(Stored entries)
^^^^^^^^^^^^^^^^
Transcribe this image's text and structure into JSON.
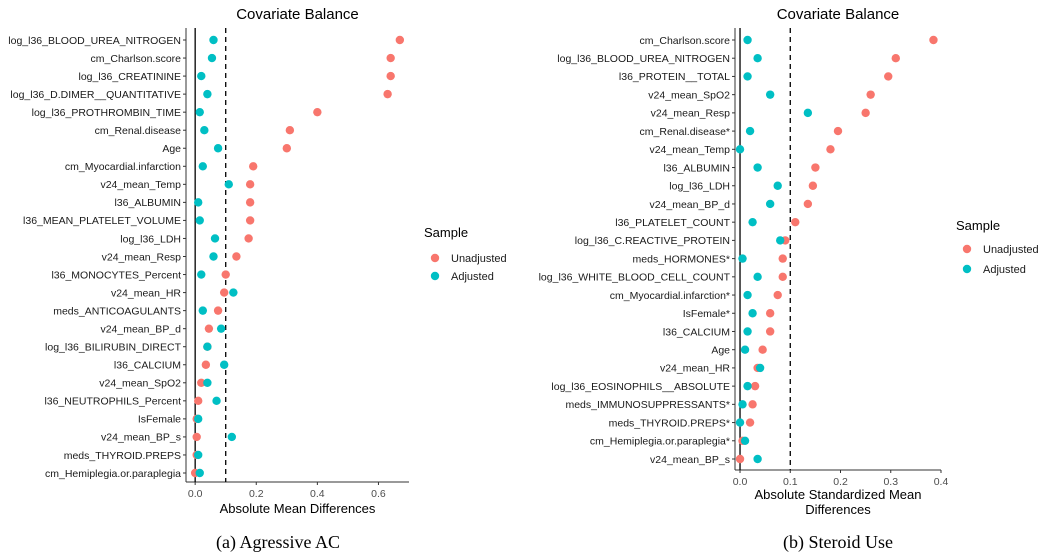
{
  "colors": {
    "unadjusted": "#F8766D",
    "adjusted": "#00BFC4"
  },
  "chart_data": [
    {
      "type": "scatter",
      "title": "Covariate Balance",
      "xlabel": "Absolute Mean Differences",
      "xlim": [
        -0.03,
        0.7
      ],
      "x_ticks": [
        0.0,
        0.2,
        0.4,
        0.6
      ],
      "x_tick_labels": [
        "0.0",
        "0.2",
        "0.4",
        "0.6"
      ],
      "threshold": 0.1,
      "grid": false,
      "legend": {
        "title": "Sample",
        "placement": "right",
        "items": [
          "Unadjusted",
          "Adjusted"
        ]
      },
      "caption": "(a) Agressive AC",
      "categories": [
        "log_l36_BLOOD_UREA_NITROGEN",
        "cm_Charlson.score",
        "log_l36_CREATININE",
        "log_l36_D.DIMER__QUANTITATIVE",
        "log_l36_PROTHROMBIN_TIME",
        "cm_Renal.disease",
        "Age",
        "cm_Myocardial.infarction",
        "v24_mean_Temp",
        "l36_ALBUMIN",
        "l36_MEAN_PLATELET_VOLUME",
        "log_l36_LDH",
        "v24_mean_Resp",
        "l36_MONOCYTES_Percent",
        "v24_mean_HR",
        "meds_ANTICOAGULANTS",
        "v24_mean_BP_d",
        "log_l36_BILIRUBIN_DIRECT",
        "l36_CALCIUM",
        "v24_mean_SpO2",
        "l36_NEUTROPHILS_Percent",
        "IsFemale",
        "v24_mean_BP_s",
        "meds_THYROID.PREPS",
        "cm_Hemiplegia.or.paraplegia"
      ],
      "series": [
        {
          "name": "Unadjusted",
          "values": [
            0.67,
            0.64,
            0.64,
            0.63,
            0.4,
            0.31,
            0.3,
            0.19,
            0.18,
            0.18,
            0.18,
            0.175,
            0.135,
            0.1,
            0.095,
            0.075,
            0.045,
            0.04,
            0.035,
            0.02,
            0.01,
            0.005,
            0.005,
            0.005,
            0.0
          ]
        },
        {
          "name": "Adjusted",
          "values": [
            0.06,
            0.055,
            0.02,
            0.04,
            0.015,
            0.03,
            0.075,
            0.025,
            0.11,
            0.01,
            0.015,
            0.065,
            0.06,
            0.02,
            0.125,
            0.025,
            0.085,
            0.04,
            0.095,
            0.04,
            0.07,
            0.01,
            0.12,
            0.01,
            0.015
          ]
        }
      ]
    },
    {
      "type": "scatter",
      "title": "Covariate Balance",
      "xlabel": "Absolute Standardized Mean\nDifferences",
      "xlim": [
        -0.01,
        0.4
      ],
      "x_ticks": [
        0.0,
        0.1,
        0.2,
        0.3,
        0.4
      ],
      "x_tick_labels": [
        "0.0",
        "0.1",
        "0.2",
        "0.3",
        "0.4"
      ],
      "threshold": 0.1,
      "grid": false,
      "legend": {
        "title": "Sample",
        "placement": "right",
        "items": [
          "Unadjusted",
          "Adjusted"
        ]
      },
      "caption": "(b) Steroid Use",
      "categories": [
        "cm_Charlson.score",
        "log_l36_BLOOD_UREA_NITROGEN",
        "l36_PROTEIN__TOTAL",
        "v24_mean_SpO2",
        "v24_mean_Resp",
        "cm_Renal.disease*",
        "v24_mean_Temp",
        "l36_ALBUMIN",
        "log_l36_LDH",
        "v24_mean_BP_d",
        "l36_PLATELET_COUNT",
        "log_l36_C.REACTIVE_PROTEIN",
        "meds_HORMONES*",
        "log_l36_WHITE_BLOOD_CELL_COUNT",
        "cm_Myocardial.infarction*",
        "IsFemale*",
        "l36_CALCIUM",
        "Age",
        "v24_mean_HR",
        "log_l36_EOSINOPHILS__ABSOLUTE",
        "meds_IMMUNOSUPPRESSANTS*",
        "meds_THYROID.PREPS*",
        "cm_Hemiplegia.or.paraplegia*",
        "v24_mean_BP_s"
      ],
      "series": [
        {
          "name": "Unadjusted",
          "values": [
            0.385,
            0.31,
            0.295,
            0.26,
            0.25,
            0.195,
            0.18,
            0.15,
            0.145,
            0.135,
            0.11,
            0.09,
            0.085,
            0.085,
            0.075,
            0.06,
            0.06,
            0.045,
            0.035,
            0.03,
            0.025,
            0.02,
            0.005,
            0.0
          ]
        },
        {
          "name": "Adjusted",
          "values": [
            0.015,
            0.035,
            0.015,
            0.06,
            0.135,
            0.02,
            0.0,
            0.035,
            0.075,
            0.06,
            0.025,
            0.08,
            0.005,
            0.035,
            0.015,
            0.025,
            0.015,
            0.01,
            0.04,
            0.015,
            0.005,
            0.0,
            0.01,
            0.035
          ]
        }
      ]
    }
  ]
}
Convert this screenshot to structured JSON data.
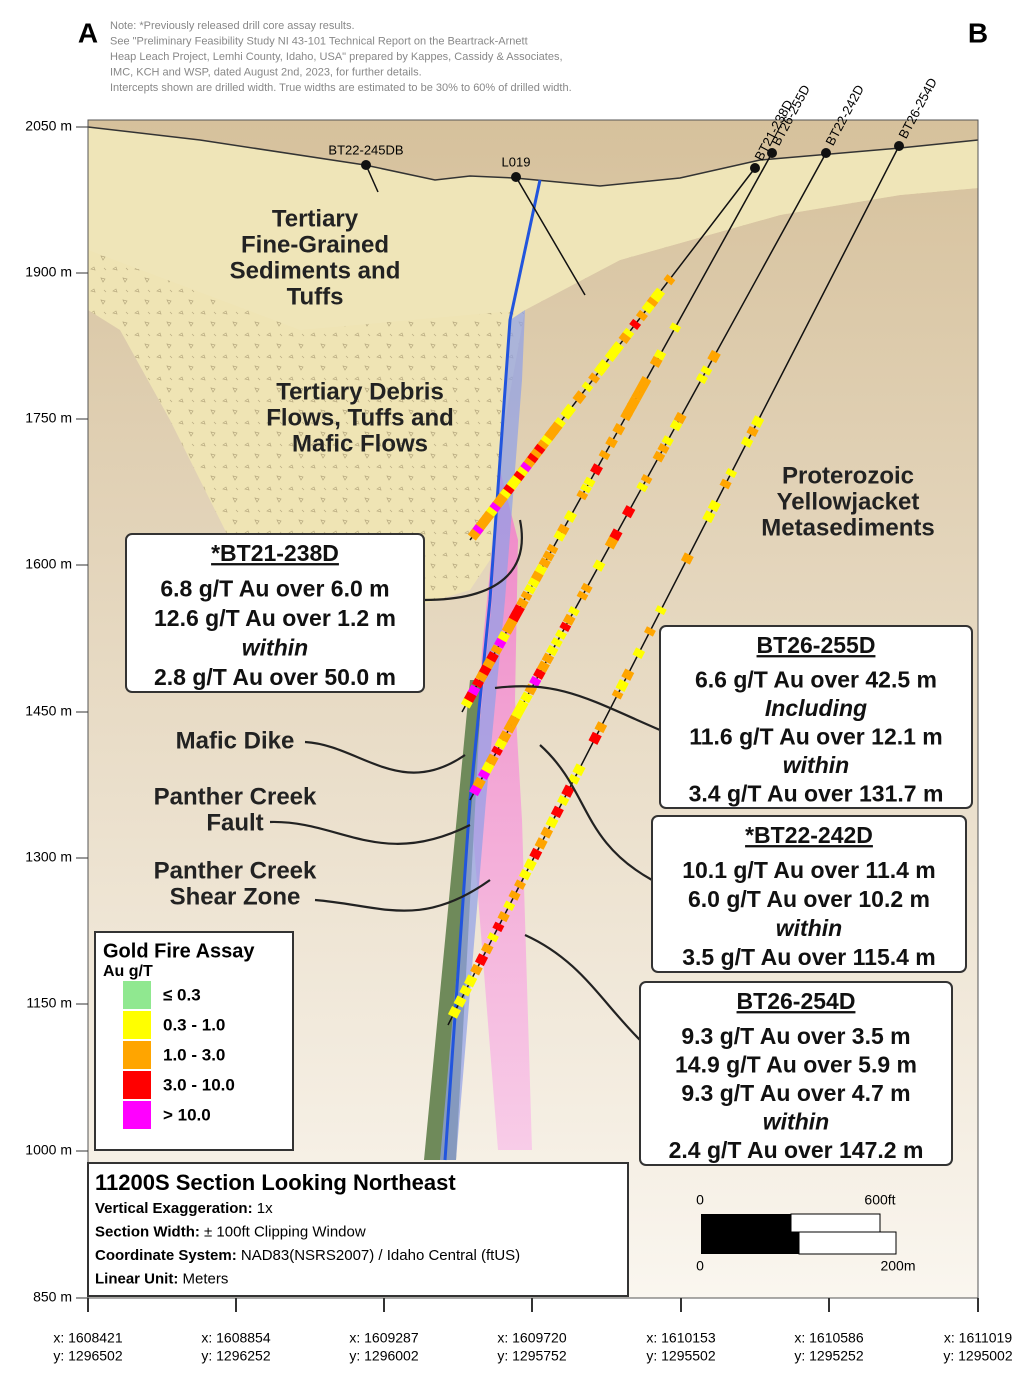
{
  "corner_labels": [
    "A",
    "B"
  ],
  "notes": [
    "Note: *Previously released drill core assay results.",
    "See \"Preliminary Feasibility Study NI 43-101 Technical Report on the Beartrack-Arnett",
    "Heap Leach Project, Lemhi County, Idaho, USA\" prepared by Kappes, Cassidy & Associates,",
    "IMC, KCH and WSP, dated August 2nd, 2023, for further details.",
    "Intercepts shown are drilled width. True widths are estimated to be 30% to 60% of drilled width."
  ],
  "elevation_labels": [
    "2050 m",
    "1900 m",
    "1750 m",
    "1600 m",
    "1450 m",
    "1300 m",
    "1150 m",
    "1000 m",
    "850 m"
  ],
  "coordinate_labels": [
    [
      "x: 1608421",
      "y: 1296502"
    ],
    [
      "x: 1608854",
      "y: 1296252"
    ],
    [
      "x: 1609287",
      "y: 1296002"
    ],
    [
      "x: 1609720",
      "y: 1295752"
    ],
    [
      "x: 1610153",
      "y: 1295502"
    ],
    [
      "x: 1610586",
      "y: 1295252"
    ],
    [
      "x: 1611019",
      "y: 1295002"
    ]
  ],
  "drillholes": [
    "BT22-245DB",
    "L019",
    "BT21-238D",
    "BT26-255D",
    "BT22-242D",
    "BT26-254D"
  ],
  "units": [
    [
      "Tertiary",
      "Fine-Grained",
      "Sediments and",
      "Tuffs"
    ],
    [
      "Tertiary Debris",
      "Flows, Tuffs and",
      "Mafic Flows"
    ],
    [
      "Proterozoic",
      "Yellowjacket",
      "Metasediments"
    ]
  ],
  "structures": [
    [
      "Mafic Dike"
    ],
    [
      "Panther Creek",
      "Fault"
    ],
    [
      "Panther Creek",
      "Shear Zone"
    ]
  ],
  "callouts": [
    {
      "title": "*BT21-238D",
      "lines": [
        "6.8 g/T Au over 6.0 m",
        "12.6 g/T Au over 1.2 m",
        {
          "text": "within",
          "style": "italic"
        },
        "2.8 g/T Au over 50.0 m"
      ]
    },
    {
      "title": "BT26-255D",
      "lines": [
        "6.6 g/T Au over 42.5 m",
        {
          "text": "Including",
          "style": "italic"
        },
        "11.6 g/T Au over 12.1 m",
        {
          "text": "within",
          "style": "italic"
        },
        "3.4 g/T Au over 131.7 m"
      ]
    },
    {
      "title": "*BT22-242D",
      "lines": [
        "10.1 g/T Au over 11.4 m",
        "6.0 g/T Au over 10.2 m",
        {
          "text": "within",
          "style": "italic"
        },
        "3.5 g/T Au over 115.4 m"
      ]
    },
    {
      "title": "BT26-254D",
      "lines": [
        "9.3 g/T Au over 3.5 m",
        "14.9 g/T Au over 5.9 m",
        "9.3 g/T Au over 4.7 m",
        {
          "text": "within",
          "style": "italic"
        },
        "2.4 g/T Au over 147.2 m"
      ]
    }
  ],
  "legend": {
    "title": "Gold Fire Assay",
    "subtitle": "Au g/T",
    "items": [
      {
        "label": "≤ 0.3",
        "color": "#90e890"
      },
      {
        "label": "0.3 - 1.0",
        "color": "#ffff00"
      },
      {
        "label": "1.0 - 3.0",
        "color": "#ffa500"
      },
      {
        "label": "3.0 - 10.0",
        "color": "#ff0000"
      },
      {
        "label": "> 10.0",
        "color": "#ff00ff"
      }
    ]
  },
  "info": {
    "title": "11200S Section Looking Northeast",
    "lines": [
      {
        "label": "Vertical Exaggeration:",
        "value": "1x"
      },
      {
        "label": "Section Width:",
        "value": "± 100ft Clipping Window"
      },
      {
        "label": "Coordinate System:",
        "value": "NAD83(NSRS2007) / Idaho Central (ftUS)"
      },
      {
        "label": "Linear Unit:",
        "value": "Meters"
      }
    ]
  },
  "scale_bar": {
    "feet": [
      "0",
      "600ft"
    ],
    "meters": [
      "0",
      "200m"
    ]
  }
}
^^^^^^^^^^^^^^^^
• EXERCISE DETAILS: When you find a line in the records that contains the word "paraplegia", copy it.

• RESPONSE:
        "cm_Hemiplegia.or.paraplegia"
        "cm_Hemiplegia.or.paraplegia*",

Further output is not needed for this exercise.